- [WHAT TO PRODUCE] Update the listing below by changing each "annotation-arrowhead" to "arrow-tip", with everything else kept the same. Leave the pictures out of your answer.

BEGIN GIVEN INFORMATION

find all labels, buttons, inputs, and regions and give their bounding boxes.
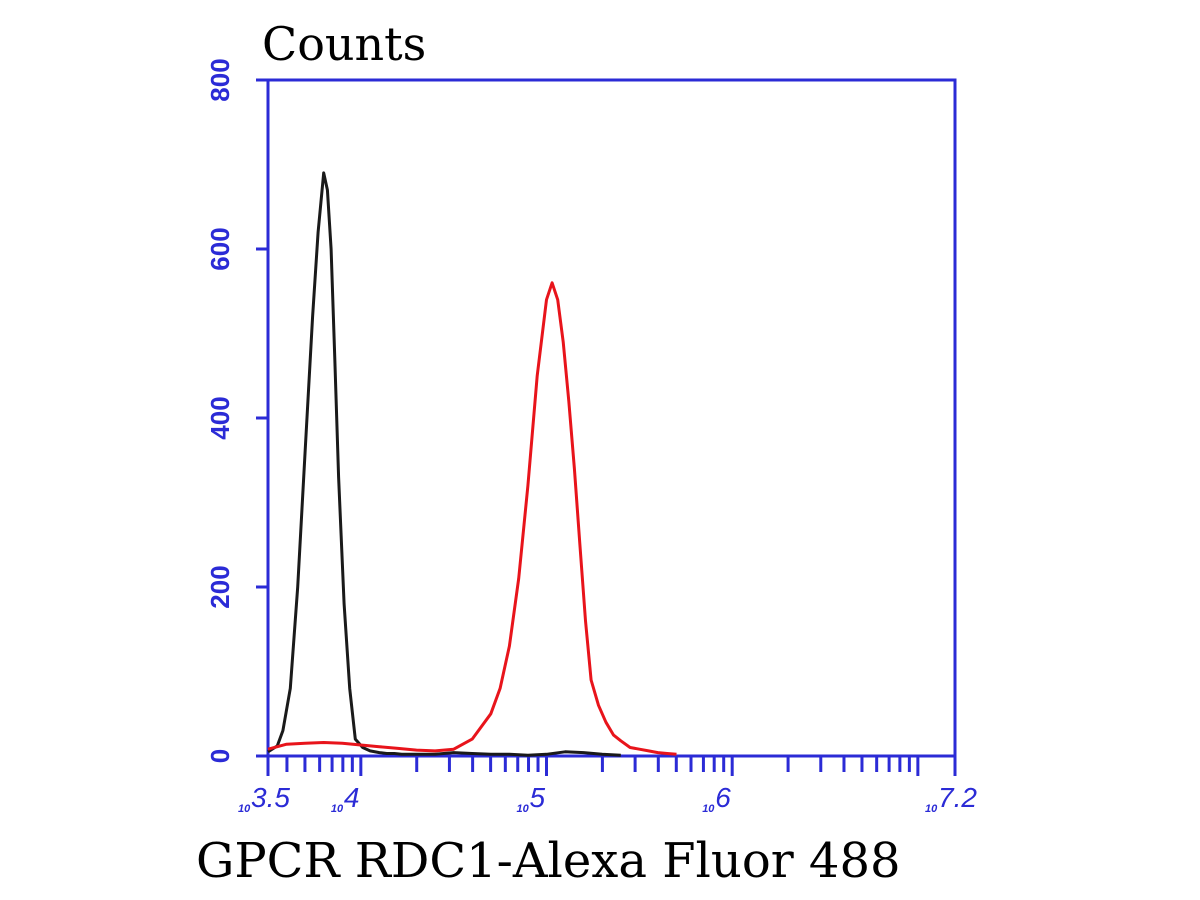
x-tick-label: 10 5	[517, 782, 546, 815]
x-tick-exponent: 4	[344, 782, 360, 813]
sample-histogram-line	[267, 281, 677, 756]
x-tick-label: 10 7.2	[925, 782, 977, 815]
x-tick-exponent: 3.5	[251, 782, 290, 813]
x-tick-label: 10 6	[702, 782, 731, 815]
control-histogram-line	[267, 171, 621, 757]
y-tick-label: 200	[205, 565, 235, 608]
y-tick-label: 0	[205, 749, 235, 763]
x-tick-base: 10	[925, 803, 938, 815]
x-tick-base: 10	[517, 803, 530, 815]
x-axis-ticks: 10 3.5 10 4 10 5 10 6 10 7.2	[238, 756, 977, 815]
y-tick-label: 400	[205, 396, 235, 439]
histogram-series	[267, 171, 677, 757]
x-axis-title: GPCR RDC1-Alexa Fluor 488	[196, 833, 901, 889]
plot-frame	[266, 78, 957, 758]
x-tick-base: 10	[238, 803, 251, 815]
x-tick-label: 10 4	[331, 782, 360, 815]
x-tick-exponent: 5	[530, 782, 546, 813]
plot-axes	[266, 78, 957, 758]
x-tick-label: 10 3.5	[238, 782, 290, 815]
x-tick-base: 10	[702, 803, 715, 815]
x-tick-exponent: 6	[715, 782, 731, 813]
y-tick-label: 600	[205, 227, 235, 270]
y-axis-ticks: 0 200 400 600 800	[205, 58, 268, 763]
x-tick-exponent: 7.2	[938, 782, 977, 813]
y-tick-label: 800	[205, 58, 235, 101]
x-tick-base: 10	[331, 803, 344, 815]
y-axis-title: Counts	[262, 17, 426, 71]
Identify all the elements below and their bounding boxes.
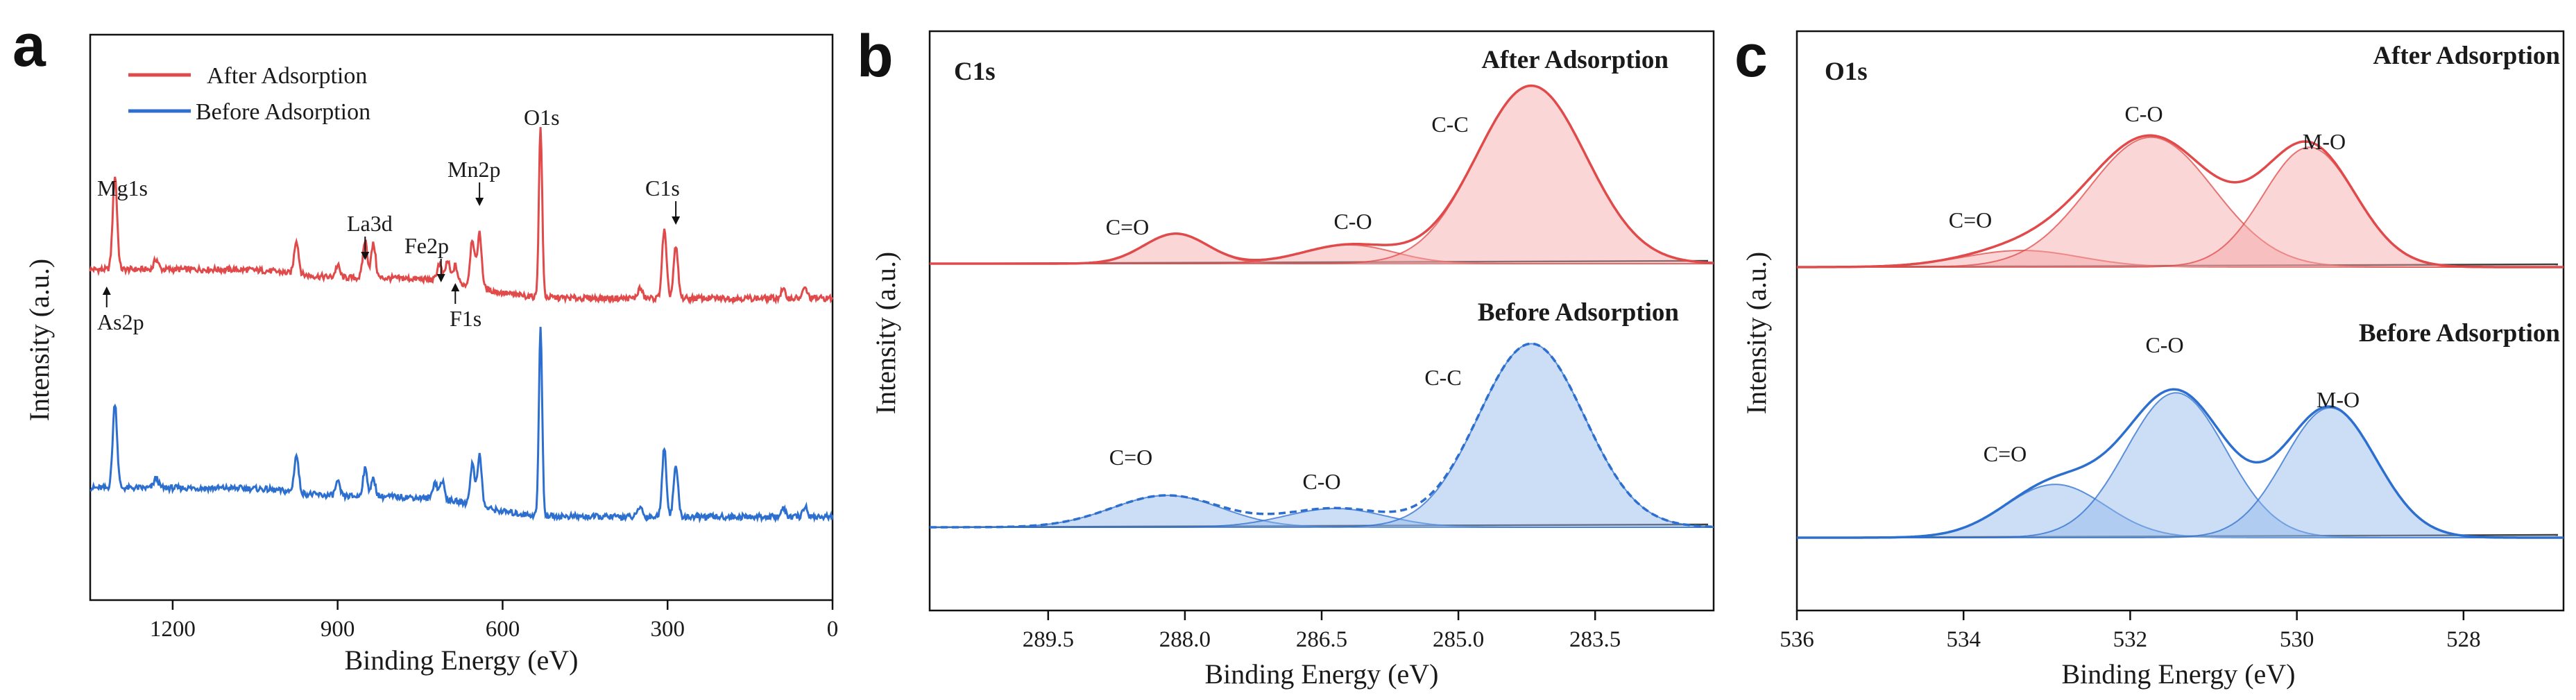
plot-frame-a	[89, 33, 834, 601]
peak-label-la3d: La3d	[347, 211, 393, 236]
survey-line-before	[89, 327, 834, 524]
x-tick-label: 286.5	[1296, 627, 1347, 652]
y-axis-title-a: Intensity (a.u.)	[24, 259, 55, 421]
survey-line-after	[89, 127, 834, 305]
component-label: M-O	[2317, 387, 2360, 412]
peak-label-fe2p: Fe2p	[404, 233, 449, 258]
x-tick-label: 534	[1946, 627, 1981, 652]
x-tick-label: 532	[2113, 627, 2148, 652]
legend-a: After Adsorption Before Adsorption	[128, 63, 370, 125]
component-label: C=O	[1949, 207, 1993, 232]
plot-area-b: C=O C-O C-C C=O C-O C-C	[928, 30, 1715, 612]
annotation-arrowhead	[451, 283, 460, 291]
component-label: C-O	[2124, 101, 2163, 126]
annotation-arrowhead	[475, 198, 484, 206]
x-tick-label: 600	[486, 617, 520, 642]
peak-label-mg1s: Mg1s	[97, 176, 148, 200]
peak-annotations-a: Mg1s As2p La3d Fe2p Mn2p F1s O1s C1s	[97, 105, 681, 334]
panel-c-o1s: c Intensity (a.u.) Binding Energy (eV) O…	[1734, 23, 2565, 690]
x-tick-label: 536	[1780, 627, 1814, 652]
component-curve	[930, 343, 1714, 528]
x-tick-label: 0	[827, 617, 839, 642]
panel-b-c1s: b Intensity (a.u.) Binding Energy (eV) C…	[857, 23, 1715, 690]
peak-label-o1s: O1s	[524, 105, 560, 130]
x-tick-label: 900	[321, 617, 355, 642]
after-label-b: After Adsorption	[1481, 46, 1669, 74]
y-axis-title-c: Intensity (a.u.)	[1741, 252, 1772, 414]
component-area-co	[1797, 137, 2564, 267]
x-tick-label: 1200	[150, 617, 196, 642]
element-label-c: O1s	[1825, 58, 1868, 86]
peak-label-mn2p: Mn2p	[447, 157, 500, 182]
x-axis-title-b: Binding Energy (eV)	[1205, 658, 1439, 690]
envelope-curve-after	[930, 84, 1714, 265]
component-label: C-C	[1431, 112, 1468, 137]
component-area-cc	[930, 85, 1714, 264]
annotation-arrowhead	[672, 216, 681, 225]
panel-letter-b: b	[857, 23, 894, 89]
component-label: C=O	[1106, 214, 1150, 239]
component-area-mo	[1797, 407, 2564, 538]
peak-label-f1s: F1s	[450, 306, 481, 331]
x-tick-label: 300	[650, 617, 685, 642]
component-label: C-O	[1302, 469, 1340, 494]
component-area-co	[1797, 393, 2564, 538]
annotation-arrowhead	[361, 252, 370, 260]
legend-label-after: After Adsorption	[207, 63, 367, 89]
plot-area-c: C=O C-O M-O C=O C-O M-O	[1795, 30, 2565, 612]
x-tick-label: 528	[2446, 627, 2481, 652]
panel-a-survey: a Intensity (a.u.) Binding Energy (eV) 1…	[12, 12, 838, 676]
x-ticks-c: 536 534 532 530 528	[1780, 611, 2481, 652]
x-tick-label: 283.5	[1569, 627, 1621, 652]
before-label-c: Before Adsorption	[2359, 319, 2561, 348]
x-tick-label: 285.0	[1433, 627, 1484, 652]
component-area-cdblo	[1797, 484, 2564, 538]
component-label: M-O	[2303, 129, 2346, 154]
component-label: C-O	[1333, 209, 1372, 234]
component-area-co	[930, 509, 1714, 527]
annotation-arrowhead	[436, 274, 445, 282]
x-axis-title-a: Binding Energy (eV)	[345, 644, 579, 676]
x-tick-label: 530	[2280, 627, 2314, 652]
component-label: C-C	[1424, 365, 1461, 390]
component-label: C=O	[1984, 441, 2027, 466]
plot-frame-c	[1795, 30, 2565, 612]
x-tick-label: 289.5	[1023, 627, 1074, 652]
x-ticks-a: 1200 900 600 300 0	[150, 600, 838, 642]
envelope-curve-after	[1797, 134, 2564, 268]
panel-letter-c: c	[1734, 23, 1768, 89]
panel-letter-a: a	[12, 12, 46, 79]
element-label-b: C1s	[954, 58, 996, 86]
x-ticks-b: 289.5 288.0 286.5 285.0 283.5	[1023, 611, 1621, 652]
before-label-b: Before Adsorption	[1478, 298, 1680, 327]
legend-label-before: Before Adsorption	[196, 99, 370, 125]
component-label: C=O	[1109, 445, 1153, 470]
envelope-curve-before	[1797, 388, 2564, 539]
peak-label-as2p: As2p	[97, 309, 144, 334]
peak-label-c1s: C1s	[645, 176, 680, 200]
component-label: C-O	[2145, 332, 2183, 357]
component-area-cc	[930, 343, 1714, 527]
x-tick-label: 288.0	[1159, 627, 1211, 652]
after-label-c: After Adsorption	[2373, 42, 2560, 70]
plot-area-a	[89, 33, 834, 601]
annotation-arrowhead	[102, 287, 111, 295]
y-axis-title-b: Intensity (a.u.)	[870, 252, 901, 414]
x-axis-title-c: Binding Energy (eV)	[2062, 658, 2296, 690]
component-area-mo	[1797, 147, 2564, 267]
component-area-co	[930, 245, 1714, 264]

END GIVEN INFORMATION

- [TASK ANSWER]
find all labels, buttons, inputs, and regions and give their bounding boxes.
x-tick-label: 10 5	[517, 782, 546, 815]
x-tick-exponent: 4	[344, 782, 360, 813]
sample-histogram-line	[267, 281, 677, 756]
x-tick-label: 10 7.2	[925, 782, 977, 815]
x-tick-exponent: 3.5	[251, 782, 290, 813]
x-tick-label: 10 6	[702, 782, 731, 815]
control-histogram-line	[267, 171, 621, 757]
y-tick-label: 200	[205, 565, 235, 608]
y-tick-label: 0	[205, 749, 235, 763]
x-tick-base: 10	[925, 803, 938, 815]
x-tick-base: 10	[517, 803, 530, 815]
x-axis-ticks: 10 3.5 10 4 10 5 10 6 10 7.2	[238, 756, 977, 815]
y-tick-label: 400	[205, 396, 235, 439]
histogram-series	[267, 171, 677, 757]
x-axis-title: GPCR RDC1-Alexa Fluor 488	[196, 833, 901, 889]
plot-frame	[266, 78, 957, 758]
x-tick-base: 10	[238, 803, 251, 815]
x-tick-label: 10 4	[331, 782, 360, 815]
x-tick-exponent: 5	[530, 782, 546, 813]
plot-axes	[266, 78, 957, 758]
x-tick-label: 10 3.5	[238, 782, 290, 815]
x-tick-base: 10	[702, 803, 715, 815]
x-tick-exponent: 6	[715, 782, 731, 813]
y-tick-label: 600	[205, 227, 235, 270]
y-axis-ticks: 0 200 400 600 800	[205, 58, 268, 763]
x-tick-exponent: 7.2	[938, 782, 977, 813]
y-tick-label: 800	[205, 58, 235, 101]
x-tick-base: 10	[331, 803, 344, 815]
y-axis-title: Counts	[262, 17, 426, 71]
Identify all the elements below and their bounding boxes.
plot-frame-a	[89, 33, 834, 601]
peak-label-la3d: La3d	[347, 211, 393, 236]
survey-line-before	[89, 327, 834, 524]
x-tick-label: 286.5	[1296, 627, 1347, 652]
y-axis-title-a: Intensity (a.u.)	[24, 259, 55, 421]
survey-line-after	[89, 127, 834, 305]
component-label: M-O	[2317, 387, 2360, 412]
peak-label-fe2p: Fe2p	[404, 233, 449, 258]
x-tick-label: 534	[1946, 627, 1981, 652]
x-tick-label: 532	[2113, 627, 2148, 652]
legend-a: After Adsorption Before Adsorption	[128, 63, 370, 125]
component-label: C=O	[1949, 207, 1993, 232]
plot-area-b: C=O C-O C-C C=O C-O C-C	[928, 30, 1715, 612]
arrow-tip	[451, 283, 460, 291]
component-label: C-O	[2124, 101, 2163, 126]
arrow-tip	[475, 198, 484, 206]
x-tick-label: 600	[486, 617, 520, 642]
peak-label-mg1s: Mg1s	[97, 176, 148, 200]
peak-annotations-a: Mg1s As2p La3d Fe2p Mn2p F1s O1s C1s	[97, 105, 681, 334]
panel-c-o1s: c Intensity (a.u.) Binding Energy (eV) O…	[1734, 23, 2565, 690]
x-tick-label: 536	[1780, 627, 1814, 652]
component-curve	[930, 343, 1714, 528]
x-tick-label: 0	[827, 617, 839, 642]
panel-b-c1s: b Intensity (a.u.) Binding Energy (eV) C…	[857, 23, 1715, 690]
peak-label-o1s: O1s	[524, 105, 560, 130]
x-tick-label: 900	[321, 617, 355, 642]
after-label-b: After Adsorption	[1481, 46, 1669, 74]
y-axis-title-c: Intensity (a.u.)	[1741, 252, 1772, 414]
component-area-co	[1797, 137, 2564, 267]
x-tick-label: 1200	[150, 617, 196, 642]
element-label-c: O1s	[1825, 58, 1868, 86]
peak-label-mn2p: Mn2p	[447, 157, 500, 182]
x-axis-title-b: Binding Energy (eV)	[1205, 658, 1439, 690]
envelope-curve-after	[930, 84, 1714, 265]
component-label: C-C	[1431, 112, 1468, 137]
component-area-cc	[930, 85, 1714, 264]
arrow-tip	[672, 216, 681, 225]
panel-letter-b: b	[857, 23, 894, 89]
component-label: C=O	[1106, 214, 1150, 239]
component-area-mo	[1797, 407, 2564, 538]
peak-label-f1s: F1s	[450, 306, 481, 331]
x-tick-label: 300	[650, 617, 685, 642]
component-label: C-O	[1302, 469, 1340, 494]
component-area-co	[1797, 393, 2564, 538]
arrow-tip	[361, 252, 370, 260]
legend-label-after: After Adsorption	[207, 63, 367, 89]
plot-area-c: C=O C-O M-O C=O C-O M-O	[1795, 30, 2565, 612]
x-tick-label: 528	[2446, 627, 2481, 652]
panel-a-survey: a Intensity (a.u.) Binding Energy (eV) 1…	[12, 12, 838, 676]
x-ticks-c: 536 534 532 530 528	[1780, 611, 2481, 652]
x-tick-label: 283.5	[1569, 627, 1621, 652]
before-label-c: Before Adsorption	[2359, 319, 2561, 348]
x-tick-label: 285.0	[1433, 627, 1484, 652]
component-area-cdblo	[1797, 484, 2564, 538]
component-label: M-O	[2303, 129, 2346, 154]
component-label: C-O	[1333, 209, 1372, 234]
component-area-co	[930, 509, 1714, 527]
arrow-tip	[436, 274, 445, 282]
x-axis-title-a: Binding Energy (eV)	[345, 644, 579, 676]
x-tick-label: 530	[2280, 627, 2314, 652]
component-label: C-C	[1424, 365, 1461, 390]
component-label: C=O	[1984, 441, 2027, 466]
plot-frame-c	[1795, 30, 2565, 612]
x-tick-label: 289.5	[1023, 627, 1074, 652]
x-ticks-a: 1200 900 600 300 0	[150, 600, 838, 642]
envelope-curve-after	[1797, 134, 2564, 268]
panel-letter-c: c	[1734, 23, 1768, 89]
panel-letter-a: a	[12, 12, 46, 79]
element-label-b: C1s	[954, 58, 996, 86]
x-ticks-b: 289.5 288.0 286.5 285.0 283.5	[1023, 611, 1621, 652]
before-label-b: Before Adsorption	[1478, 298, 1680, 327]
legend-label-before: Before Adsorption	[196, 99, 370, 125]
component-label: C=O	[1109, 445, 1153, 470]
envelope-curve-before	[1797, 388, 2564, 539]
peak-label-as2p: As2p	[97, 309, 144, 334]
peak-label-c1s: C1s	[645, 176, 680, 200]
component-label: C-O	[2145, 332, 2183, 357]
component-area-cc	[930, 343, 1714, 527]
x-tick-label: 288.0	[1159, 627, 1211, 652]
after-label-c: After Adsorption	[2373, 42, 2560, 70]
plot-area-a	[89, 33, 834, 601]
arrow-tip	[102, 287, 111, 295]
y-axis-title-b: Intensity (a.u.)	[870, 252, 901, 414]
x-axis-title-c: Binding Energy (eV)	[2062, 658, 2296, 690]
component-area-mo	[1797, 147, 2564, 267]
component-area-co	[930, 245, 1714, 264]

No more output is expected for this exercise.